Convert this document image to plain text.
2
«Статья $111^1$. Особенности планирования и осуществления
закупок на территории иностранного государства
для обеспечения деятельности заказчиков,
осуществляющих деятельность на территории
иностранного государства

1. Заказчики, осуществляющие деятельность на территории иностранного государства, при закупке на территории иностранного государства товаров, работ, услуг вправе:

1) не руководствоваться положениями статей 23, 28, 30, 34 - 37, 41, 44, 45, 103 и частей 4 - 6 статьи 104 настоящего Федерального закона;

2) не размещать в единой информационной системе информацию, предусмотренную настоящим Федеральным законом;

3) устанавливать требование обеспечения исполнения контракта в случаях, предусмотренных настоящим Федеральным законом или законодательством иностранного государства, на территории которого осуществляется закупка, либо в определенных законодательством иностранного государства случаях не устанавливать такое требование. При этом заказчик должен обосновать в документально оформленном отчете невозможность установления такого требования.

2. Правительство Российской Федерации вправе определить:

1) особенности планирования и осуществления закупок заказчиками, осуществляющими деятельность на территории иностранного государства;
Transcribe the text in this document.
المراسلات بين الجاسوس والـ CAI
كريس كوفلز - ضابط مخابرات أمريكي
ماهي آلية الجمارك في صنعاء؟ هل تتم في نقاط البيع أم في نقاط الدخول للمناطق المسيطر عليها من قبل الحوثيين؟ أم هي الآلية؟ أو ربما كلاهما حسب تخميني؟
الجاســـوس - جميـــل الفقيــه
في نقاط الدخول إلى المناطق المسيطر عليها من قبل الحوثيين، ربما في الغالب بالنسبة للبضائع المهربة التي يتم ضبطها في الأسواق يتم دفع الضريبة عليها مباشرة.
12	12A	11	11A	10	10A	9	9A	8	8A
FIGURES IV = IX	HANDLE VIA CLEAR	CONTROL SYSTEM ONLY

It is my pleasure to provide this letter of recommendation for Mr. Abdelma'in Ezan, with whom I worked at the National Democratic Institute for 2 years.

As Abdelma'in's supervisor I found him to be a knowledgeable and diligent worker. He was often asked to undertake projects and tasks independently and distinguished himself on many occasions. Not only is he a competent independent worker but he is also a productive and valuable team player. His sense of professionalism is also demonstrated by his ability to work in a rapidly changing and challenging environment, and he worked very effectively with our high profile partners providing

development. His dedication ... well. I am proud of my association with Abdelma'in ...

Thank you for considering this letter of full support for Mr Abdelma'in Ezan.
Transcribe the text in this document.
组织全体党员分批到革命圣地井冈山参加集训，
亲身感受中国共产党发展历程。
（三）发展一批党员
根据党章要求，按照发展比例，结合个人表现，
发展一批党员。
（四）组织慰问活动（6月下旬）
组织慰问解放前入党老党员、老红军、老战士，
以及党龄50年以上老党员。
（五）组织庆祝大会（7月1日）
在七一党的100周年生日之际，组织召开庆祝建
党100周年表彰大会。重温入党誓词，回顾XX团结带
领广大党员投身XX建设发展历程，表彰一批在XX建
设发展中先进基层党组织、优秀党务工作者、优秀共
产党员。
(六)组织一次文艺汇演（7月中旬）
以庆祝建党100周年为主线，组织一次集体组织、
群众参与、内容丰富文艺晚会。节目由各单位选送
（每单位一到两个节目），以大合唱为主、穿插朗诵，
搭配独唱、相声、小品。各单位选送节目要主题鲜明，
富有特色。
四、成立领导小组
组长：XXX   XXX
*****
▶ _Requirement_: Produce an exact copy of all the records.

▶ _Output below_:
Convert this document image to plain text.
2
«Статья $111^1$. Особенности планирования и осуществления
закупок на территории иностранного государства
для обеспечения деятельности заказчиков,
осуществляющих деятельность на территории
иностранного государства

1. Заказчики, осуществляющие деятельность на территории иностранного государства, при закупке на территории иностранного государства товаров, работ, услуг вправе:

1) не руководствоваться положениями статей 23, 28, 30, 34 - 37, 41, 44, 45, 103 и частей 4 - 6 статьи 104 настоящего Федерального закона;

2) не размещать в единой информационной системе информацию, предусмотренную настоящим Федеральным законом;

3) устанавливать требование обеспечения исполнения контракта в случаях, предусмотренных настоящим Федеральным законом или законодательством иностранного государства, на территории которого осуществляется закупка, либо в определенных законодательством иностранного государства случаях не устанавливать такое требование. При этом заказчик должен обосновать в документально оформленном отчете невозможность установления такого требования.

2. Правительство Российской Федерации вправе определить:

1) особенности планирования и осуществления закупок заказчиками, осуществляющими деятельность на территории иностранного государства;
Transcribe the text in this document.
المراسلات بين الجاسوس والـ CAI
كريس كوفلز - ضابط مخابرات أمريكي
ماهي آلية الجمارك في صنعاء؟ هل تتم في نقاط البيع أم في نقاط الدخول للمناطق المسيطر عليها من قبل الحوثيين؟ أم هي الآلية؟ أو ربما كلاهما حسب تخميني؟
الجاســـوس - جميـــل الفقيــه
في نقاط الدخول إلى المناطق المسيطر عليها من قبل الحوثيين، ربما في الغالب بالنسبة للبضائع المهربة التي يتم ضبطها في الأسواق يتم دفع الضريبة عليها مباشرة.
12	12A	11	11A	10	10A	9	9A	8	8A
FIGURES IV = IX	HANDLE VIA CLEAR	CONTROL SYSTEM ONLY

It is my pleasure to provide this letter of recommendation for Mr. Abdelma'in Ezan, with whom I worked at the National Democratic Institute for 2 years.

As Abdelma'in's supervisor I found him to be a knowledgeable and diligent worker. He was often asked to undertake projects and tasks independently and distinguished himself on many occasions. Not only is he a competent independent worker but he is also a productive and valuable team player. His sense of professionalism is also demonstrated by his ability to work in a rapidly changing and challenging environment, and he worked very effectively with our high profile partners providing

development. His dedication ... well. I am proud of my association with Abdelma'in ...

Thank you for considering this letter of full support for Mr Abdelma'in Ezan.
Transcribe the text in this document.
组织全体党员分批到革命圣地井冈山参加集训，
亲身感受中国共产党发展历程。
（三）发展一批党员
根据党章要求，按照发展比例，结合个人表现，
发展一批党员。
（四）组织慰问活动（6月下旬）
组织慰问解放前入党老党员、老红军、老战士，
以及党龄50年以上老党员。
（五）组织庆祝大会（7月1日）
在七一党的100周年生日之际，组织召开庆祝建
党100周年表彰大会。重温入党誓词，回顾XX团结带
领广大党员投身XX建设发展历程，表彰一批在XX建
设发展中先进基层党组织、优秀党务工作者、优秀共
产党员。
(六)组织一次文艺汇演（7月中旬）
以庆祝建党100周年为主线，组织一次集体组织、
群众参与、内容丰富文艺晚会。节目由各单位选送
（每单位一到两个节目），以大合唱为主、穿插朗诵，
搭配独唱、相声、小品。各单位选送节目要主题鲜明，
富有特色。
四、成立领导小组
组长：XXX   XXX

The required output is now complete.